== Materials provided

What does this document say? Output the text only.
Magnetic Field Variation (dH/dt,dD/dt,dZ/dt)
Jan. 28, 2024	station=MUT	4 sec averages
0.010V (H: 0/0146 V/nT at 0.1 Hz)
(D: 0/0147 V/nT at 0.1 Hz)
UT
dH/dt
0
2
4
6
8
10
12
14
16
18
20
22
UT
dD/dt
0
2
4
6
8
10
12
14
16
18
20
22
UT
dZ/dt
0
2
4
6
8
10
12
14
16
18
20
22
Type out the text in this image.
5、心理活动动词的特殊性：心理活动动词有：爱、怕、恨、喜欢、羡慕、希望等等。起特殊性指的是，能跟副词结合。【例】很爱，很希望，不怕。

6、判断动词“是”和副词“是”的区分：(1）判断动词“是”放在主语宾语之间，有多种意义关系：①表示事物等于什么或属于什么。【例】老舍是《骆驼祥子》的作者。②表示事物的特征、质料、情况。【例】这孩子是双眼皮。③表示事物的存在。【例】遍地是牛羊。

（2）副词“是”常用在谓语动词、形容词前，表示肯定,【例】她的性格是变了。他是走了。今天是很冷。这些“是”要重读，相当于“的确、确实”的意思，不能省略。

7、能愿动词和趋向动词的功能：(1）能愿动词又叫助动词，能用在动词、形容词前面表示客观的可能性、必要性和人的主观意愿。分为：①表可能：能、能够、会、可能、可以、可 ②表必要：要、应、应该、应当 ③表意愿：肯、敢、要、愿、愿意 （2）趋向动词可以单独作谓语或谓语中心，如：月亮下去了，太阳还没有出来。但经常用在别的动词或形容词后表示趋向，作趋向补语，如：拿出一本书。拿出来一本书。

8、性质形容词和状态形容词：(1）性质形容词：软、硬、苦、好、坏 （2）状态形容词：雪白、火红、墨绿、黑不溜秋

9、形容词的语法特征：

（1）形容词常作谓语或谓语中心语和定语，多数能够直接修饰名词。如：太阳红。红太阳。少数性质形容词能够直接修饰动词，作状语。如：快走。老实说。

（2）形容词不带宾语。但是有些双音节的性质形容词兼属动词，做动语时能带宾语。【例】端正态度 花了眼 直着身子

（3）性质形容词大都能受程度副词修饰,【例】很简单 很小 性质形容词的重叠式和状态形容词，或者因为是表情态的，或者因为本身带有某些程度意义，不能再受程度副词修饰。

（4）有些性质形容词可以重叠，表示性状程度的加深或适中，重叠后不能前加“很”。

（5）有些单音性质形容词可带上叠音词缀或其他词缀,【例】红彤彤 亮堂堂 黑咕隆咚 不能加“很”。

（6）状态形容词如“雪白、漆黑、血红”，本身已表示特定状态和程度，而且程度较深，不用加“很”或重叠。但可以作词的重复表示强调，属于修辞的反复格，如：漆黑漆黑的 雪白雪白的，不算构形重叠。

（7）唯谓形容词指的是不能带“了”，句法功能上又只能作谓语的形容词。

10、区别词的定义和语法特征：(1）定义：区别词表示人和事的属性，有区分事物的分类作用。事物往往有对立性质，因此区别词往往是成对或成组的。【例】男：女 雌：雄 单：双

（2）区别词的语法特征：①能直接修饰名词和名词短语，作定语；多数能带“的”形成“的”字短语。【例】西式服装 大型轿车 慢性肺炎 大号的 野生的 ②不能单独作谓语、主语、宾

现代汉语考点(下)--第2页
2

====

Aim:
Extract the data exactly as given.

Problem solution:
What does this document say? Output the text only.
Magnetic Field Variation (dH/dt,dD/dt,dZ/dt)
Jan. 28, 2024	station=MUT	4 sec averages
0.010V (H: 0/0146 V/nT at 0.1 Hz)
(D: 0/0147 V/nT at 0.1 Hz)
UT
dH/dt
0
2
4
6
8
10
12
14
16
18
20
22
UT
dD/dt
0
2
4
6
8
10
12
14
16
18
20
22
UT
dZ/dt
0
2
4
6
8
10
12
14
16
18
20
22
Type out the text in this image.
5、心理活动动词的特殊性：心理活动动词有：爱、怕、恨、喜欢、羡慕、希望等等。起特殊性指的是，能跟副词结合。【例】很爱，很希望，不怕。

6、判断动词“是”和副词“是”的区分：(1）判断动词“是”放在主语宾语之间，有多种意义关系：①表示事物等于什么或属于什么。【例】老舍是《骆驼祥子》的作者。②表示事物的特征、质料、情况。【例】这孩子是双眼皮。③表示事物的存在。【例】遍地是牛羊。

（2）副词“是”常用在谓语动词、形容词前，表示肯定,【例】她的性格是变了。他是走了。今天是很冷。这些“是”要重读，相当于“的确、确实”的意思，不能省略。

7、能愿动词和趋向动词的功能：(1）能愿动词又叫助动词，能用在动词、形容词前面表示客观的可能性、必要性和人的主观意愿。分为：①表可能：能、能够、会、可能、可以、可 ②表必要：要、应、应该、应当 ③表意愿：肯、敢、要、愿、愿意 （2）趋向动词可以单独作谓语或谓语中心，如：月亮下去了，太阳还没有出来。但经常用在别的动词或形容词后表示趋向，作趋向补语，如：拿出一本书。拿出来一本书。

8、性质形容词和状态形容词：(1）性质形容词：软、硬、苦、好、坏 （2）状态形容词：雪白、火红、墨绿、黑不溜秋

9、形容词的语法特征：

（1）形容词常作谓语或谓语中心语和定语，多数能够直接修饰名词。如：太阳红。红太阳。少数性质形容词能够直接修饰动词，作状语。如：快走。老实说。

（2）形容词不带宾语。但是有些双音节的性质形容词兼属动词，做动语时能带宾语。【例】端正态度 花了眼 直着身子

（3）性质形容词大都能受程度副词修饰,【例】很简单 很小 性质形容词的重叠式和状态形容词，或者因为是表情态的，或者因为本身带有某些程度意义，不能再受程度副词修饰。

（4）有些性质形容词可以重叠，表示性状程度的加深或适中，重叠后不能前加“很”。

（5）有些单音性质形容词可带上叠音词缀或其他词缀,【例】红彤彤 亮堂堂 黑咕隆咚 不能加“很”。

（6）状态形容词如“雪白、漆黑、血红”，本身已表示特定状态和程度，而且程度较深，不用加“很”或重叠。但可以作词的重复表示强调，属于修辞的反复格，如：漆黑漆黑的 雪白雪白的，不算构形重叠。

（7）唯谓形容词指的是不能带“了”，句法功能上又只能作谓语的形容词。

10、区别词的定义和语法特征：(1）定义：区别词表示人和事的属性，有区分事物的分类作用。事物往往有对立性质，因此区别词往往是成对或成组的。【例】男：女 雌：雄 单：双

（2）区别词的语法特征：①能直接修饰名词和名词短语，作定语；多数能带“的”形成“的”字短语。【例】西式服装 大型轿车 慢性肺炎 大号的 野生的 ②不能单独作谓语、主语、宾

现代汉语考点(下)--第2页
2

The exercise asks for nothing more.